Copy out all of the data below with no alterations.

MATERIAL FOR THE TASK –
'''

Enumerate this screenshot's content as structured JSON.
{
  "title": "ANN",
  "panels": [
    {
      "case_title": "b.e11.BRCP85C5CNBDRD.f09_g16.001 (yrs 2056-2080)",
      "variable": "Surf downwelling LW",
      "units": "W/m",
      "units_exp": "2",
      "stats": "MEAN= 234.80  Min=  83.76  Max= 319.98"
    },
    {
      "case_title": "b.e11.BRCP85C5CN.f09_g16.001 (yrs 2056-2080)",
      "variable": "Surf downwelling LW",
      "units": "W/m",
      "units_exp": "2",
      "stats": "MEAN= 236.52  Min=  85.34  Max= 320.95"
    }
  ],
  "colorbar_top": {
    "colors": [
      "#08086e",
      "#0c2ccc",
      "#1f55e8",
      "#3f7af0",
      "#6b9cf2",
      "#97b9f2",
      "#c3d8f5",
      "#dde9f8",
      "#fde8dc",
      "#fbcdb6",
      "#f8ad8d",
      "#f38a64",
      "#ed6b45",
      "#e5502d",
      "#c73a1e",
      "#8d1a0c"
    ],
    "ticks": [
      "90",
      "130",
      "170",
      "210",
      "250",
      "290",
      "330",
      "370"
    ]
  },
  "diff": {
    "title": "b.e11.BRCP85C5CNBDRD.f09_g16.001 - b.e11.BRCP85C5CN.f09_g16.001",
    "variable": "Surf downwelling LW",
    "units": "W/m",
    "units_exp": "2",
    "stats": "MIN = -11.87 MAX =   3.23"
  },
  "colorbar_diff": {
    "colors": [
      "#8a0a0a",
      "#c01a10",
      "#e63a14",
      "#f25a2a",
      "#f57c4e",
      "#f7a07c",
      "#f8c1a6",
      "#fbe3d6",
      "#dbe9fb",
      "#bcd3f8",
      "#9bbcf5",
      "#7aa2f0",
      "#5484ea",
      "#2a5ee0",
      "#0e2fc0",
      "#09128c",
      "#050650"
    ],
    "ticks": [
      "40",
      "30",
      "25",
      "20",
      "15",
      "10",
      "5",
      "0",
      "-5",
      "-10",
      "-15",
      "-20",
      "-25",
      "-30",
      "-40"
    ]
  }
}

'''

OUTPUT OF THE TASK –
Enumerate this screenshot's content as structured JSON.
{
  "title": "ANN",
  "panels": [
    {
      "case_title": "b.e11.BRCP85C5CNBDRD.f09_g16.001 (yrs 2056-2080)",
      "variable": "Surf downwelling LW",
      "units": "W/m",
      "units_exp": "2",
      "stats": "MEAN= 234.80  Min=  83.76  Max= 319.98"
    },
    {
      "case_title": "b.e11.BRCP85C5CN.f09_g16.001 (yrs 2056-2080)",
      "variable": "Surf downwelling LW",
      "units": "W/m",
      "units_exp": "2",
      "stats": "MEAN= 236.52  Min=  85.34  Max= 320.95"
    }
  ],
  "colorbar_top": {
    "colors": [
      "#08086e",
      "#0c2ccc",
      "#1f55e8",
      "#3f7af0",
      "#6b9cf2",
      "#97b9f2",
      "#c3d8f5",
      "#dde9f8",
      "#fde8dc",
      "#fbcdb6",
      "#f8ad8d",
      "#f38a64",
      "#ed6b45",
      "#e5502d",
      "#c73a1e",
      "#8d1a0c"
    ],
    "ticks": [
      "90",
      "130",
      "170",
      "210",
      "250",
      "290",
      "330",
      "370"
    ]
  },
  "diff": {
    "title": "b.e11.BRCP85C5CNBDRD.f09_g16.001 - b.e11.BRCP85C5CN.f09_g16.001",
    "variable": "Surf downwelling LW",
    "units": "W/m",
    "units_exp": "2",
    "stats": "MIN = -11.87 MAX =   3.23"
  },
  "colorbar_diff": {
    "colors": [
      "#8a0a0a",
      "#c01a10",
      "#e63a14",
      "#f25a2a",
      "#f57c4e",
      "#f7a07c",
      "#f8c1a6",
      "#fbe3d6",
      "#dbe9fb",
      "#bcd3f8",
      "#9bbcf5",
      "#7aa2f0",
      "#5484ea",
      "#2a5ee0",
      "#0e2fc0",
      "#09128c",
      "#050650"
    ],
    "ticks": [
      "40",
      "30",
      "25",
      "20",
      "15",
      "10",
      "5",
      "0",
      "-5",
      "-10",
      "-15",
      "-20",
      "-25",
      "-30",
      "-40"
    ]
  }
}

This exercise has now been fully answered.